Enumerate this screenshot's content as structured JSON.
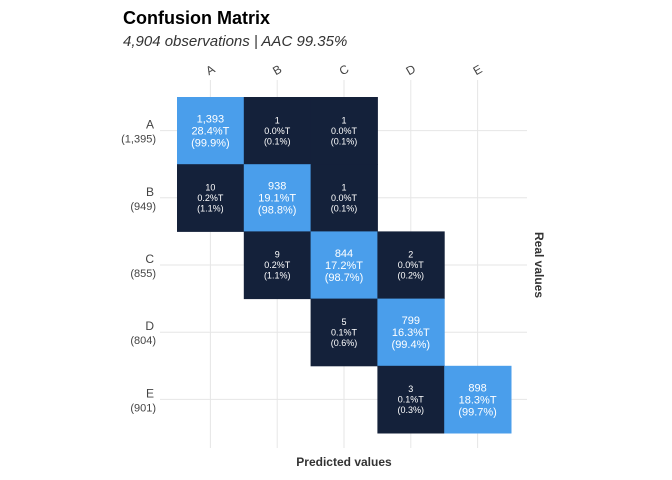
{
  "header": {
    "title": "Confusion Matrix",
    "subtitle": "4,904 observations | AAC 99.35%"
  },
  "axis": {
    "xlabel": "Predicted values",
    "ylabel": "Real values"
  },
  "colors": {
    "diagonal": "#4a9eeb",
    "off_diagonal": "#14213a",
    "grid": "#e6e6e6",
    "cell_text": "#ffffff",
    "tick_text": "#444444"
  },
  "chart_data": {
    "type": "heatmap",
    "title": "Confusion Matrix",
    "subtitle": "4,904 observations | AAC 99.35%",
    "xlabel": "Predicted values",
    "ylabel": "Real values",
    "x_categories": [
      "A",
      "B",
      "C",
      "D",
      "E"
    ],
    "y_categories": [
      "A",
      "B",
      "C",
      "D",
      "E"
    ],
    "row_totals": [
      "(1,395)",
      "(949)",
      "(855)",
      "(804)",
      "(901)"
    ],
    "grid": true,
    "cells": [
      {
        "real": "A",
        "predicted": "A",
        "count": "1,393",
        "pct_total": "28.4%T",
        "pct_row": "(99.9%)",
        "diagonal": true
      },
      {
        "real": "A",
        "predicted": "B",
        "count": "1",
        "pct_total": "0.0%T",
        "pct_row": "(0.1%)",
        "diagonal": false
      },
      {
        "real": "A",
        "predicted": "C",
        "count": "1",
        "pct_total": "0.0%T",
        "pct_row": "(0.1%)",
        "diagonal": false
      },
      {
        "real": "B",
        "predicted": "A",
        "count": "10",
        "pct_total": "0.2%T",
        "pct_row": "(1.1%)",
        "diagonal": false
      },
      {
        "real": "B",
        "predicted": "B",
        "count": "938",
        "pct_total": "19.1%T",
        "pct_row": "(98.8%)",
        "diagonal": true
      },
      {
        "real": "B",
        "predicted": "C",
        "count": "1",
        "pct_total": "0.0%T",
        "pct_row": "(0.1%)",
        "diagonal": false
      },
      {
        "real": "C",
        "predicted": "B",
        "count": "9",
        "pct_total": "0.2%T",
        "pct_row": "(1.1%)",
        "diagonal": false
      },
      {
        "real": "C",
        "predicted": "C",
        "count": "844",
        "pct_total": "17.2%T",
        "pct_row": "(98.7%)",
        "diagonal": true
      },
      {
        "real": "C",
        "predicted": "D",
        "count": "2",
        "pct_total": "0.0%T",
        "pct_row": "(0.2%)",
        "diagonal": false
      },
      {
        "real": "D",
        "predicted": "C",
        "count": "5",
        "pct_total": "0.1%T",
        "pct_row": "(0.6%)",
        "diagonal": false
      },
      {
        "real": "D",
        "predicted": "D",
        "count": "799",
        "pct_total": "16.3%T",
        "pct_row": "(99.4%)",
        "diagonal": true
      },
      {
        "real": "E",
        "predicted": "D",
        "count": "3",
        "pct_total": "0.1%T",
        "pct_row": "(0.3%)",
        "diagonal": false
      },
      {
        "real": "E",
        "predicted": "E",
        "count": "898",
        "pct_total": "18.3%T",
        "pct_row": "(99.7%)",
        "diagonal": true
      }
    ]
  }
}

* _What is expected_
Examine the records and report how many lines contain the string "subtitle". Only the number should be given.

* _Exercise solution_
2